## EXERCISE DATA:
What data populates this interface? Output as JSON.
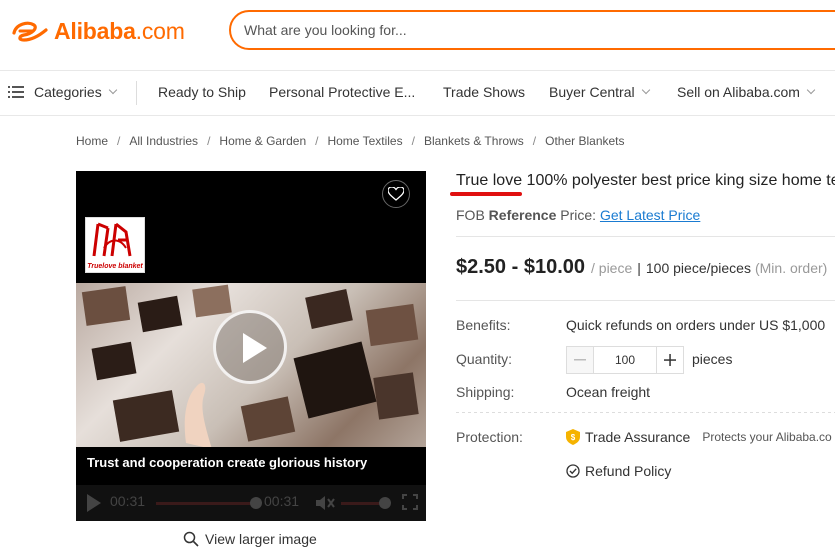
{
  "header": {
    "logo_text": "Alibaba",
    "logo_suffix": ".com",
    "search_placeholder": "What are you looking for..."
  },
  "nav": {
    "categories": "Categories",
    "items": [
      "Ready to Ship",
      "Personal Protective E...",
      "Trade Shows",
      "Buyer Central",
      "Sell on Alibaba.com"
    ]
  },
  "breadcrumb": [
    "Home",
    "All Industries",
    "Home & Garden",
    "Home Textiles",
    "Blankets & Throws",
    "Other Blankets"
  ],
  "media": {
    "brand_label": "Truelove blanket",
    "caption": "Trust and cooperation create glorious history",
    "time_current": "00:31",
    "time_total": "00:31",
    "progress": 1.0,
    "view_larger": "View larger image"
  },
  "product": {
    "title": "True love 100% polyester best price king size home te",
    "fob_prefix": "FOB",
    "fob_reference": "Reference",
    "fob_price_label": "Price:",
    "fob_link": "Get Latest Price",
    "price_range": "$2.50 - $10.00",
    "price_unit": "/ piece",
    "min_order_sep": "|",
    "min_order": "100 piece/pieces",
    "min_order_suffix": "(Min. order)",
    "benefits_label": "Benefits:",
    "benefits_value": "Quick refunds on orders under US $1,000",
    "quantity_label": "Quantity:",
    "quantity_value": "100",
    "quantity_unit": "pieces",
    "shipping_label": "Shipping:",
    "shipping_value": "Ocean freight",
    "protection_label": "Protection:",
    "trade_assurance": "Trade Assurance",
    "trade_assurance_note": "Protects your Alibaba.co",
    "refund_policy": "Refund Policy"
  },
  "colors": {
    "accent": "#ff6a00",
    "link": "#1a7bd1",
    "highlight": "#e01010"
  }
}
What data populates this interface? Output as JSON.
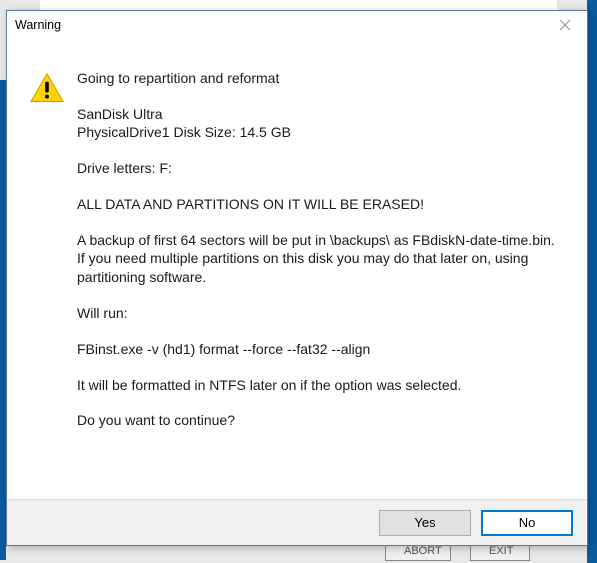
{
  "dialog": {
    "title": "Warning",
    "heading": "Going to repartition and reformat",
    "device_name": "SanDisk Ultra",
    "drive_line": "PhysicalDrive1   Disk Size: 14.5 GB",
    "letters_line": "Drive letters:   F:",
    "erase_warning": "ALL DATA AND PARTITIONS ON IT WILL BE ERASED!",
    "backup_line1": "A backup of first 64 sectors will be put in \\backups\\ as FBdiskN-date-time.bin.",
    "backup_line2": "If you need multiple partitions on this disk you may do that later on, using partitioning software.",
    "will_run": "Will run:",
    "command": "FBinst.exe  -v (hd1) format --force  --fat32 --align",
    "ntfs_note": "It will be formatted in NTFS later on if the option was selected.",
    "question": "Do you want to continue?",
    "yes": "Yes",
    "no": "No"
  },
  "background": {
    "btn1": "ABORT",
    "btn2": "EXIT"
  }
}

## INSTRUCTIONS TO FOLLOW:
Return from the data every line that holds "Alibaba".

## WRITTEN SOLUTION:
    "logo_text": "Alibaba",
      "Sell on Alibaba.com"
    "trade_assurance_note": "Protects your Alibaba.co",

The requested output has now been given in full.